*What is asked*. Without the pictures, set down the records below word for word.

*Supplied material*.
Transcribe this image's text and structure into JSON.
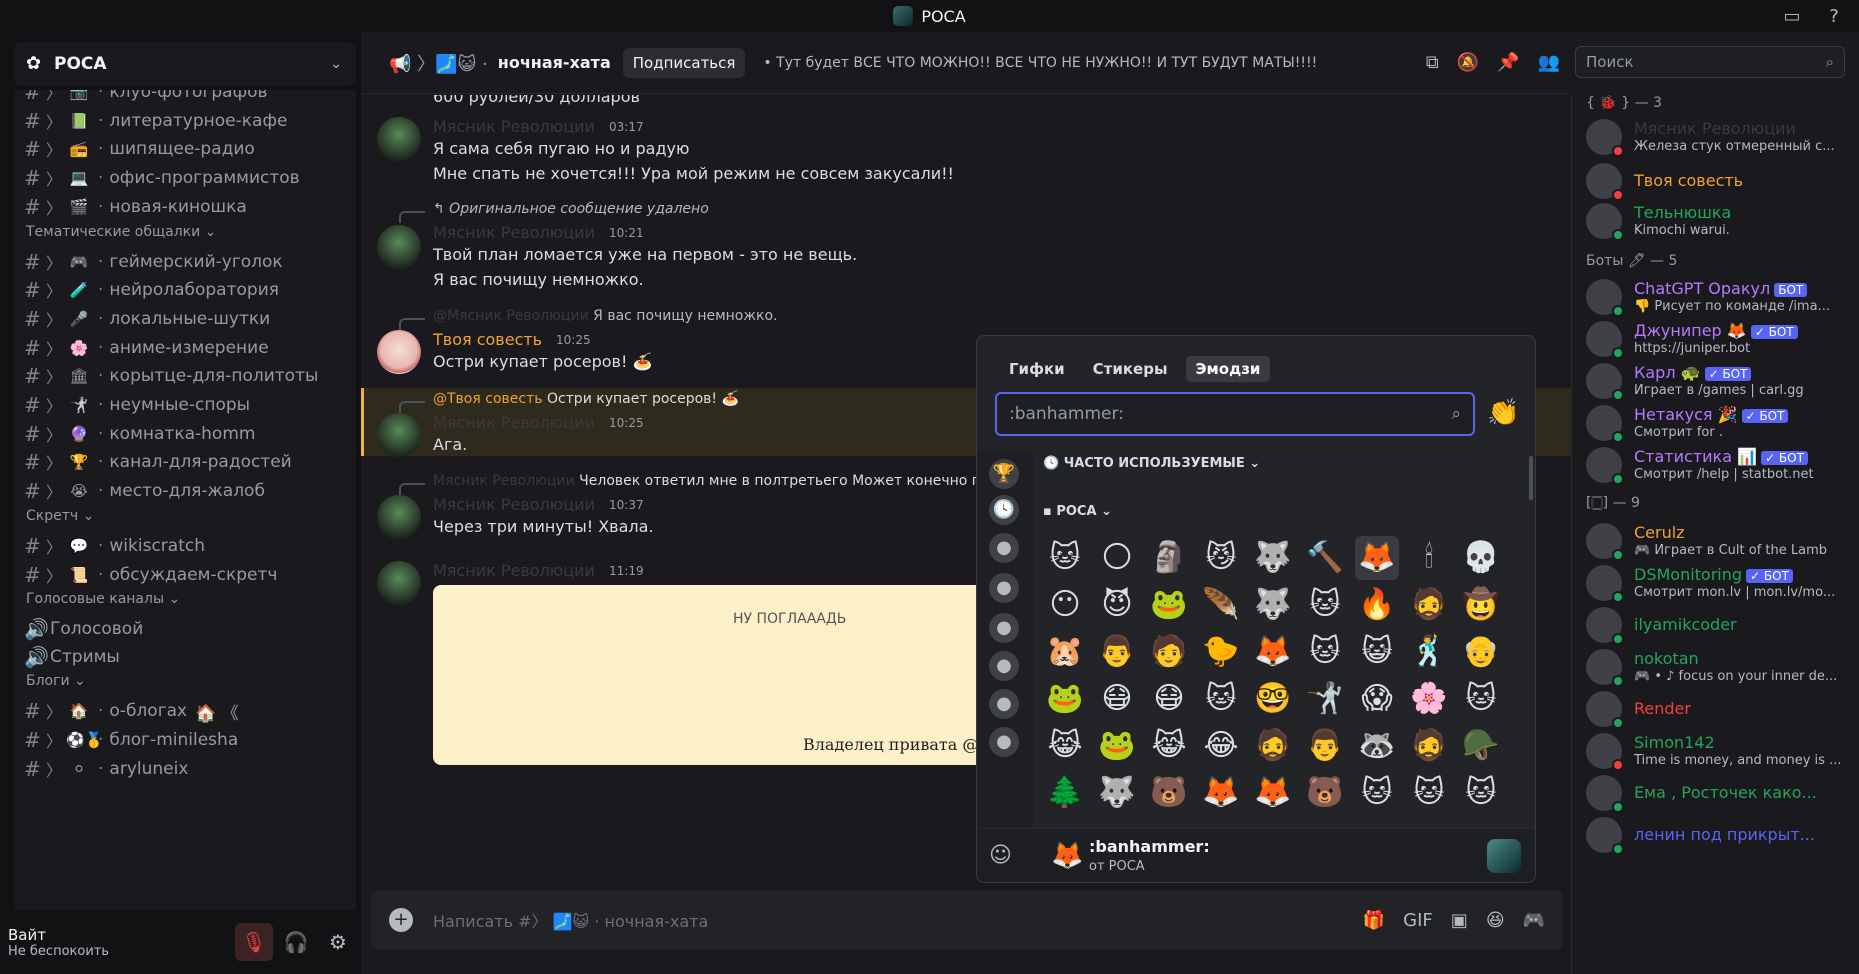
{
  "window": {
    "title": "РОСА"
  },
  "server": {
    "name": "РОСА"
  },
  "channels": [
    {
      "label": "клуб-фотографов",
      "emoji": "📷",
      "cut": true
    },
    {
      "label": "литературное-кафе",
      "emoji": "📗"
    },
    {
      "label": "шипящее-радио",
      "emoji": "📻"
    },
    {
      "label": "офис-программистов",
      "emoji": "💻"
    },
    {
      "label": "новая-киношка",
      "emoji": "🎬"
    }
  ],
  "categories": {
    "thematic": "Тематические общалки ⌄",
    "scratch": "Скретч ⌄",
    "voice": "Голосовые каналы ⌄",
    "blogs": "Блоги ⌄"
  },
  "thematic_channels": [
    {
      "label": "геймерский-уголок",
      "emoji": "🎮"
    },
    {
      "label": "нейролаборатория",
      "emoji": "🧪"
    },
    {
      "label": "локальные-шутки",
      "emoji": "🎤"
    },
    {
      "label": "аниме-измерение",
      "emoji": "🌸"
    },
    {
      "label": "корытце-для-политоты",
      "emoji": "🏛"
    },
    {
      "label": "неумные-споры",
      "emoji": "🤺"
    },
    {
      "label": "комнатка-homm",
      "emoji": "🔮"
    },
    {
      "label": "канал-для-радостей",
      "emoji": "🏆"
    },
    {
      "label": "место-для-жалоб",
      "emoji": "😭"
    }
  ],
  "scratch_channels": [
    {
      "label": "wikiscratch",
      "emoji": "💬"
    },
    {
      "label": "обсуждаем-скретч",
      "emoji": "📜"
    }
  ],
  "voice_channels": [
    {
      "label": "Голосовой"
    },
    {
      "label": "Стримы"
    }
  ],
  "blog_channels": [
    {
      "label": "о-блогах",
      "emoji": "🏠",
      "suffix": "🏠 《"
    },
    {
      "label": "блог-minilesha",
      "emoji": "⚽🥇"
    },
    {
      "label": "aryluneix",
      "emoji": "⚪"
    }
  ],
  "user": {
    "name": "Вайт",
    "status": "Не беспокоить"
  },
  "header": {
    "channel": "ночная-хата",
    "subscribe": "Подписаться",
    "topic": "Тут будет ВСЕ ЧТО МОЖНО!! ВСЕ ЧТО НЕ НУЖНО!! И ТУТ БУДУТ МАТЫ!!!!"
  },
  "search": {
    "placeholder": "Поиск"
  },
  "messages": {
    "m0": {
      "text": "600 рублей/30 долларов"
    },
    "m1": {
      "author": "Мясник Революции",
      "time": "03:17",
      "line1": "Я сама себя пугаю но и радую",
      "line2": "Мне спать не хочется!!! Ура мой режим не совсем закусали!!"
    },
    "m2": {
      "reply": "↰ Оригинальное сообщение удалено",
      "author": "Мясник Революции",
      "time": "10:21",
      "line1": "Твой план ломается уже на первом - это не вещь.",
      "line2": "Я вас почищу немножко."
    },
    "m3": {
      "reply_author": "@Мясник Революции",
      "reply_text": "Я вас почищу немножко.",
      "author": "Твоя совесть",
      "time": "10:25",
      "line1": "Остри купает росеров! 🍝"
    },
    "m4": {
      "reply_author": "@Твоя совесть",
      "reply_text": "Остри купает росеров! 🍝",
      "author": "Мясник Революции",
      "time": "10:25",
      "line1": "Ага."
    },
    "m5": {
      "reply_author": "Мясник Революции",
      "reply_text": "Человек ответил мне в полтретьего  Может конечно пр",
      "author": "Мясник Революции",
      "time": "10:37",
      "line1": "Через три минуты! Хвала."
    },
    "m6": {
      "author": "Мясник Революции",
      "time": "11:19",
      "img_text": "НУ ПОГЛАААДЬ",
      "img_caption": "Владелец привата @"
    }
  },
  "composer": {
    "placeholder": "Написать #〉 🗾😺 · ночная-хата"
  },
  "members": {
    "groups": [
      {
        "title": "{ 🐞 } — 3"
      },
      {
        "title": "Боты 🖊 — 5"
      },
      {
        "title": "[🀆] — 9"
      }
    ],
    "list": [
      {
        "name": "Мясник Революции",
        "sub": "Железа стук отмеренный с...",
        "color": "#3a3a3e",
        "status": "#f23f43"
      },
      {
        "name": "Твоя совесть",
        "sub": "",
        "color": "#f0a232",
        "status": "#f23f43"
      },
      {
        "name": "Тельнюшка",
        "sub": "Kimochi warui.",
        "color": "#23a55a",
        "status": "#23a55a"
      },
      {
        "name": "ChatGPT Оракул",
        "sub": "👎 Рисует по команде /ima...",
        "color": "#b57aff",
        "status": "#23a55a",
        "bot": "БОТ"
      },
      {
        "name": "Джунипер 🦊",
        "sub": "https://juniper.bot",
        "color": "#b57aff",
        "status": "#23a55a",
        "bot": "✓ БОТ"
      },
      {
        "name": "Карл 🐢",
        "sub": "Играет в /games | carl.gg",
        "color": "#b57aff",
        "status": "#23a55a",
        "bot": "✓ БОТ"
      },
      {
        "name": "Нетакуся 🎉",
        "sub": "Смотрит for .",
        "color": "#b57aff",
        "status": "#23a55a",
        "bot": "✓ БОТ"
      },
      {
        "name": "Статистика 📊",
        "sub": "Смотрит /help | statbot.net",
        "color": "#b57aff",
        "status": "#23a55a",
        "bot": "✓ БОТ"
      },
      {
        "name": "Cerulz",
        "sub": "🎮 Играет в Cult of the Lamb",
        "color": "#f0a232",
        "status": "#23a55a"
      },
      {
        "name": "DSMonitoring",
        "sub": "Смотрит mon.lv | mon.lv/mo...",
        "color": "#23a55a",
        "status": "#23a55a",
        "bot": "✓ БОТ"
      },
      {
        "name": "ilyamikcoder",
        "sub": "",
        "color": "#23a55a",
        "status": "#23a55a"
      },
      {
        "name": "nokotan",
        "sub": "🎮 • ♪ focus on your inner de...",
        "color": "#23a55a",
        "status": "#23a55a"
      },
      {
        "name": "Render",
        "sub": "",
        "color": "#f23f43",
        "status": "#23a55a"
      },
      {
        "name": "Simon142",
        "sub": "Time is money, and money is ...",
        "color": "#23a55a",
        "status": "#f23f43"
      },
      {
        "name": "Ема , Росточек како...",
        "sub": "",
        "color": "#23a55a",
        "status": "#23a55a"
      },
      {
        "name": "ленин под прикрыт...",
        "sub": "",
        "color": "#5865f2",
        "status": "#23a55a"
      }
    ]
  },
  "picker": {
    "tabs": [
      "Гифки",
      "Стикеры",
      "Эмодзи"
    ],
    "input_value": ":banhammer:",
    "section_frequent": "ЧАСТО ИСПОЛЬЗУЕМЫЕ",
    "section_server": "РОСА",
    "emojis": [
      "🐱",
      "🌕",
      "🗿",
      "😼",
      "🐺",
      "🔨",
      "🦊",
      "🕯",
      "💀",
      "😶",
      "😈",
      "🐸",
      "🪶",
      "🐺",
      "🐱",
      "🔥",
      "🧔",
      "🤠",
      "🐹",
      "👨",
      "🧑",
      "🐤",
      "🦊",
      "🐱",
      "😺",
      "🕺",
      "👴",
      "🐸",
      "😷",
      "😷",
      "🐱",
      "🤓",
      "🤺",
      "😱",
      "🌸",
      "🐱",
      "😹",
      "🐸",
      "😹",
      "😂",
      "🧔",
      "👨",
      "🦝",
      "🧔",
      "🪖",
      "🌲",
      "🐺",
      "🐻",
      "🦊",
      "🦊",
      "🐻",
      "🐱",
      "🐱",
      "🐱"
    ],
    "footer_name": ":banhammer:",
    "footer_source": "от РОСА"
  }
}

*Correct result*.
Transcribe this image's text and structure into JSON.
{
  "window": {
    "title": "РОСА"
  },
  "server": {
    "name": "РОСА"
  },
  "channels": [
    {
      "label": "клуб-фотографов",
      "emoji": "📷",
      "cut": true
    },
    {
      "label": "литературное-кафе",
      "emoji": "📗"
    },
    {
      "label": "шипящее-радио",
      "emoji": "📻"
    },
    {
      "label": "офис-программистов",
      "emoji": "💻"
    },
    {
      "label": "новая-киношка",
      "emoji": "🎬"
    }
  ],
  "categories": {
    "thematic": "Тематические общалки ⌄",
    "scratch": "Скретч ⌄",
    "voice": "Голосовые каналы ⌄",
    "blogs": "Блоги ⌄"
  },
  "thematic_channels": [
    {
      "label": "геймерский-уголок",
      "emoji": "🎮"
    },
    {
      "label": "нейролаборатория",
      "emoji": "🧪"
    },
    {
      "label": "локальные-шутки",
      "emoji": "🎤"
    },
    {
      "label": "аниме-измерение",
      "emoji": "🌸"
    },
    {
      "label": "корытце-для-политоты",
      "emoji": "🏛"
    },
    {
      "label": "неумные-споры",
      "emoji": "🤺"
    },
    {
      "label": "комнатка-homm",
      "emoji": "🔮"
    },
    {
      "label": "канал-для-радостей",
      "emoji": "🏆"
    },
    {
      "label": "место-для-жалоб",
      "emoji": "😭"
    }
  ],
  "scratch_channels": [
    {
      "label": "wikiscratch",
      "emoji": "💬"
    },
    {
      "label": "обсуждаем-скретч",
      "emoji": "📜"
    }
  ],
  "voice_channels": [
    {
      "label": "Голосовой"
    },
    {
      "label": "Стримы"
    }
  ],
  "blog_channels": [
    {
      "label": "о-блогах",
      "emoji": "🏠",
      "suffix": "🏠 《"
    },
    {
      "label": "блог-minilesha",
      "emoji": "⚽🥇"
    },
    {
      "label": "aryluneix",
      "emoji": "⚪"
    }
  ],
  "user": {
    "name": "Вайт",
    "status": "Не беспокоить"
  },
  "header": {
    "channel": "ночная-хата",
    "subscribe": "Подписаться",
    "topic": "Тут будет ВСЕ ЧТО МОЖНО!! ВСЕ ЧТО НЕ НУЖНО!! И ТУТ БУДУТ МАТЫ!!!!"
  },
  "search": {
    "placeholder": "Поиск"
  },
  "messages": {
    "m0": {
      "text": "600 рублей/30 долларов"
    },
    "m1": {
      "author": "Мясник Революции",
      "time": "03:17",
      "line1": "Я сама себя пугаю но и радую",
      "line2": "Мне спать не хочется!!! Ура мой режим не совсем закусали!!"
    },
    "m2": {
      "reply": "↰ Оригинальное сообщение удалено",
      "author": "Мясник Революции",
      "time": "10:21",
      "line1": "Твой план ломается уже на первом - это не вещь.",
      "line2": "Я вас почищу немножко."
    },
    "m3": {
      "reply_author": "@Мясник Революции",
      "reply_text": "Я вас почищу немножко.",
      "author": "Твоя совесть",
      "time": "10:25",
      "line1": "Остри купает росеров! 🍝"
    },
    "m4": {
      "reply_author": "@Твоя совесть",
      "reply_text": "Остри купает росеров! 🍝",
      "author": "Мясник Революции",
      "time": "10:25",
      "line1": "Ага."
    },
    "m5": {
      "reply_author": "Мясник Революции",
      "reply_text": "Человек ответил мне в полтретьего  Может конечно пр",
      "author": "Мясник Революции",
      "time": "10:37",
      "line1": "Через три минуты! Хвала."
    },
    "m6": {
      "author": "Мясник Революции",
      "time": "11:19",
      "img_text": "НУ ПОГЛАААДЬ",
      "img_caption": "Владелец привата @"
    }
  },
  "composer": {
    "placeholder": "Написать #〉 🗾😺 · ночная-хата"
  },
  "members": {
    "groups": [
      {
        "title": "{ 🐞 } — 3"
      },
      {
        "title": "Боты 🖊 — 5"
      },
      {
        "title": "[🀆] — 9"
      }
    ],
    "list": [
      {
        "name": "Мясник Революции",
        "sub": "Железа стук отмеренный с...",
        "color": "#3a3a3e",
        "status": "#f23f43"
      },
      {
        "name": "Твоя совесть",
        "sub": "",
        "color": "#f0a232",
        "status": "#f23f43"
      },
      {
        "name": "Тельнюшка",
        "sub": "Kimochi warui.",
        "color": "#23a55a",
        "status": "#23a55a"
      },
      {
        "name": "ChatGPT Оракул",
        "sub": "👎 Рисует по команде /ima...",
        "color": "#b57aff",
        "status": "#23a55a",
        "bot": "БОТ"
      },
      {
        "name": "Джунипер 🦊",
        "sub": "https://juniper.bot",
        "color": "#b57aff",
        "status": "#23a55a",
        "bot": "✓ БОТ"
      },
      {
        "name": "Карл 🐢",
        "sub": "Играет в /games | carl.gg",
        "color": "#b57aff",
        "status": "#23a55a",
        "bot": "✓ БОТ"
      },
      {
        "name": "Нетакуся 🎉",
        "sub": "Смотрит for .",
        "color": "#b57aff",
        "status": "#23a55a",
        "bot": "✓ БОТ"
      },
      {
        "name": "Статистика 📊",
        "sub": "Смотрит /help | statbot.net",
        "color": "#b57aff",
        "status": "#23a55a",
        "bot": "✓ БОТ"
      },
      {
        "name": "Cerulz",
        "sub": "🎮 Играет в Cult of the Lamb",
        "color": "#f0a232",
        "status": "#23a55a"
      },
      {
        "name": "DSMonitoring",
        "sub": "Смотрит mon.lv | mon.lv/mo...",
        "color": "#23a55a",
        "status": "#23a55a",
        "bot": "✓ БОТ"
      },
      {
        "name": "ilyamikcoder",
        "sub": "",
        "color": "#23a55a",
        "status": "#23a55a"
      },
      {
        "name": "nokotan",
        "sub": "🎮 • ♪ focus on your inner de...",
        "color": "#23a55a",
        "status": "#23a55a"
      },
      {
        "name": "Render",
        "sub": "",
        "color": "#f23f43",
        "status": "#23a55a"
      },
      {
        "name": "Simon142",
        "sub": "Time is money, and money is ...",
        "color": "#23a55a",
        "status": "#f23f43"
      },
      {
        "name": "Ема , Росточек како...",
        "sub": "",
        "color": "#23a55a",
        "status": "#23a55a"
      },
      {
        "name": "ленин под прикрыт...",
        "sub": "",
        "color": "#5865f2",
        "status": "#23a55a"
      }
    ]
  },
  "picker": {
    "tabs": [
      "Гифки",
      "Стикеры",
      "Эмодзи"
    ],
    "input_value": ":banhammer:",
    "section_frequent": "ЧАСТО ИСПОЛЬЗУЕМЫЕ",
    "section_server": "РОСА",
    "emojis": [
      "🐱",
      "🌕",
      "🗿",
      "😼",
      "🐺",
      "🔨",
      "🦊",
      "🕯",
      "💀",
      "😶",
      "😈",
      "🐸",
      "🪶",
      "🐺",
      "🐱",
      "🔥",
      "🧔",
      "🤠",
      "🐹",
      "👨",
      "🧑",
      "🐤",
      "🦊",
      "🐱",
      "😺",
      "🕺",
      "👴",
      "🐸",
      "😷",
      "😷",
      "🐱",
      "🤓",
      "🤺",
      "😱",
      "🌸",
      "🐱",
      "😹",
      "🐸",
      "😹",
      "😂",
      "🧔",
      "👨",
      "🦝",
      "🧔",
      "🪖",
      "🌲",
      "🐺",
      "🐻",
      "🦊",
      "🦊",
      "🐻",
      "🐱",
      "🐱",
      "🐱"
    ],
    "footer_name": ":banhammer:",
    "footer_source": "от РОСА"
  }
}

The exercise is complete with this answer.